■ **Stored items**:
^^^^^^^^
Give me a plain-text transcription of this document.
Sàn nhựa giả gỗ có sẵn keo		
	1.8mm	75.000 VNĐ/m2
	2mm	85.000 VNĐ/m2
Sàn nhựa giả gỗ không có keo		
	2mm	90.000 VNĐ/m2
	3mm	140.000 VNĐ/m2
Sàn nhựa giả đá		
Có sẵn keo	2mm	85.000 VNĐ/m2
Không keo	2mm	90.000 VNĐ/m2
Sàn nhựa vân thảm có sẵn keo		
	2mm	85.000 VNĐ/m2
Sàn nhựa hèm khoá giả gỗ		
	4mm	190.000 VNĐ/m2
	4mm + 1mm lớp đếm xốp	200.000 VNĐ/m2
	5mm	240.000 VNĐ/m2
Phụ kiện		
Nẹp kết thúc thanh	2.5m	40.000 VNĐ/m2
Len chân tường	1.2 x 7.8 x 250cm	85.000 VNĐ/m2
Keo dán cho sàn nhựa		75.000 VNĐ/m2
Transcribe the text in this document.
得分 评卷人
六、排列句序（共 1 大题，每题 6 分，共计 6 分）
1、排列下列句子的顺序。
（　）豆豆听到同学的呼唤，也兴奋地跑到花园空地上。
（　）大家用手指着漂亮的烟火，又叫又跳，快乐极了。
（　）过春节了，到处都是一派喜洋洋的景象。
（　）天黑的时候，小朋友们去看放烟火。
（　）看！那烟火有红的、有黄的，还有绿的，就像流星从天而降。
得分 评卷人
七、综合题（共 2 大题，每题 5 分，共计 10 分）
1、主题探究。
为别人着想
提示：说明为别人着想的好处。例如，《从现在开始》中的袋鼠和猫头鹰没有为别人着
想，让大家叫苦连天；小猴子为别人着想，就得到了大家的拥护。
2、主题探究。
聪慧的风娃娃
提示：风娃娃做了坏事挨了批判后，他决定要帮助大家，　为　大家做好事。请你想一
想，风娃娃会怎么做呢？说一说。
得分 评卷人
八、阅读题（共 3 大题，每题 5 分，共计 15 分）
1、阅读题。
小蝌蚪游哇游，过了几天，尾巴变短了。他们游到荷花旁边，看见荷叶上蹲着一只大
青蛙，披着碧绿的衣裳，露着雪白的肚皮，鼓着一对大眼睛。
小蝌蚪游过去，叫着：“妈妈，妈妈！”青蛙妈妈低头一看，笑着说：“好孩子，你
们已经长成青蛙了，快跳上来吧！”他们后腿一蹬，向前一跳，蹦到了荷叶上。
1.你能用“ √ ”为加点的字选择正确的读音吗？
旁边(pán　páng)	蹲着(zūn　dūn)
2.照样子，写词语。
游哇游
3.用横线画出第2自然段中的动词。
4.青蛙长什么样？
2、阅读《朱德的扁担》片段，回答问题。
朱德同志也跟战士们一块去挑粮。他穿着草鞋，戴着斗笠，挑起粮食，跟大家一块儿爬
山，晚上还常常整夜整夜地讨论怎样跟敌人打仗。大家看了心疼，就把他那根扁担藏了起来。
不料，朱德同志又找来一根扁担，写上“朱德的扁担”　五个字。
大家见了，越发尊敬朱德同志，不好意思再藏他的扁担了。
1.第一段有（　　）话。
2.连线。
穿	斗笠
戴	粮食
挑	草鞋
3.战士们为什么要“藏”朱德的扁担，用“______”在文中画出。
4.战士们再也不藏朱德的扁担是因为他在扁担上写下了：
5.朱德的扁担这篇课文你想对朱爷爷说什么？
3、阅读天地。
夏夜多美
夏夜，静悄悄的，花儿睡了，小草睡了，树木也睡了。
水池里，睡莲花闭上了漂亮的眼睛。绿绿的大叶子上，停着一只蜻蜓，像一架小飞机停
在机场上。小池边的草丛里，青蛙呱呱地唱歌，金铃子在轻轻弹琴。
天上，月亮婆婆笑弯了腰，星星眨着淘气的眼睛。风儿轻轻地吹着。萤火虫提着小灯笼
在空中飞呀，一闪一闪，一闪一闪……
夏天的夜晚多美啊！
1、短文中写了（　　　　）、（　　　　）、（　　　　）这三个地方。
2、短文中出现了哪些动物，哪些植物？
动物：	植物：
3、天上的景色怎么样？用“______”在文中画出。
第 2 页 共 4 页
^^^^^^^^
■ **Do this**: Return the entries in full, keeping every line exactly as it is.

■ **Correct response**:
Give me a plain-text transcription of this document.
Sàn nhựa giả gỗ có sẵn keo		
	1.8mm	75.000 VNĐ/m2
	2mm	85.000 VNĐ/m2
Sàn nhựa giả gỗ không có keo		
	2mm	90.000 VNĐ/m2
	3mm	140.000 VNĐ/m2
Sàn nhựa giả đá		
Có sẵn keo	2mm	85.000 VNĐ/m2
Không keo	2mm	90.000 VNĐ/m2
Sàn nhựa vân thảm có sẵn keo		
	2mm	85.000 VNĐ/m2
Sàn nhựa hèm khoá giả gỗ		
	4mm	190.000 VNĐ/m2
	4mm + 1mm lớp đếm xốp	200.000 VNĐ/m2
	5mm	240.000 VNĐ/m2
Phụ kiện		
Nẹp kết thúc thanh	2.5m	40.000 VNĐ/m2
Len chân tường	1.2 x 7.8 x 250cm	85.000 VNĐ/m2
Keo dán cho sàn nhựa		75.000 VNĐ/m2
Transcribe the text in this document.
得分 评卷人
六、排列句序（共 1 大题，每题 6 分，共计 6 分）
1、排列下列句子的顺序。
（　）豆豆听到同学的呼唤，也兴奋地跑到花园空地上。
（　）大家用手指着漂亮的烟火，又叫又跳，快乐极了。
（　）过春节了，到处都是一派喜洋洋的景象。
（　）天黑的时候，小朋友们去看放烟火。
（　）看！那烟火有红的、有黄的，还有绿的，就像流星从天而降。
得分 评卷人
七、综合题（共 2 大题，每题 5 分，共计 10 分）
1、主题探究。
为别人着想
提示：说明为别人着想的好处。例如，《从现在开始》中的袋鼠和猫头鹰没有为别人着
想，让大家叫苦连天；小猴子为别人着想，就得到了大家的拥护。
2、主题探究。
聪慧的风娃娃
提示：风娃娃做了坏事挨了批判后，他决定要帮助大家，　为　大家做好事。请你想一
想，风娃娃会怎么做呢？说一说。
得分 评卷人
八、阅读题（共 3 大题，每题 5 分，共计 15 分）
1、阅读题。
小蝌蚪游哇游，过了几天，尾巴变短了。他们游到荷花旁边，看见荷叶上蹲着一只大
青蛙，披着碧绿的衣裳，露着雪白的肚皮，鼓着一对大眼睛。
小蝌蚪游过去，叫着：“妈妈，妈妈！”青蛙妈妈低头一看，笑着说：“好孩子，你
们已经长成青蛙了，快跳上来吧！”他们后腿一蹬，向前一跳，蹦到了荷叶上。
1.你能用“ √ ”为加点的字选择正确的读音吗？
旁边(pán　páng)	蹲着(zūn　dūn)
2.照样子，写词语。
游哇游
3.用横线画出第2自然段中的动词。
4.青蛙长什么样？
2、阅读《朱德的扁担》片段，回答问题。
朱德同志也跟战士们一块去挑粮。他穿着草鞋，戴着斗笠，挑起粮食，跟大家一块儿爬
山，晚上还常常整夜整夜地讨论怎样跟敌人打仗。大家看了心疼，就把他那根扁担藏了起来。
不料，朱德同志又找来一根扁担，写上“朱德的扁担”　五个字。
大家见了，越发尊敬朱德同志，不好意思再藏他的扁担了。
1.第一段有（　　）话。
2.连线。
穿	斗笠
戴	粮食
挑	草鞋
3.战士们为什么要“藏”朱德的扁担，用“______”在文中画出。
4.战士们再也不藏朱德的扁担是因为他在扁担上写下了：
5.朱德的扁担这篇课文你想对朱爷爷说什么？
3、阅读天地。
夏夜多美
夏夜，静悄悄的，花儿睡了，小草睡了，树木也睡了。
水池里，睡莲花闭上了漂亮的眼睛。绿绿的大叶子上，停着一只蜻蜓，像一架小飞机停
在机场上。小池边的草丛里，青蛙呱呱地唱歌，金铃子在轻轻弹琴。
天上，月亮婆婆笑弯了腰，星星眨着淘气的眼睛。风儿轻轻地吹着。萤火虫提着小灯笼
在空中飞呀，一闪一闪，一闪一闪……
夏天的夜晚多美啊！
1、短文中写了（　　　　）、（　　　　）、（　　　　）这三个地方。
2、短文中出现了哪些动物，哪些植物？
动物：	植物：
3、天上的景色怎么样？用“______”在文中画出。
第 2 页 共 4 页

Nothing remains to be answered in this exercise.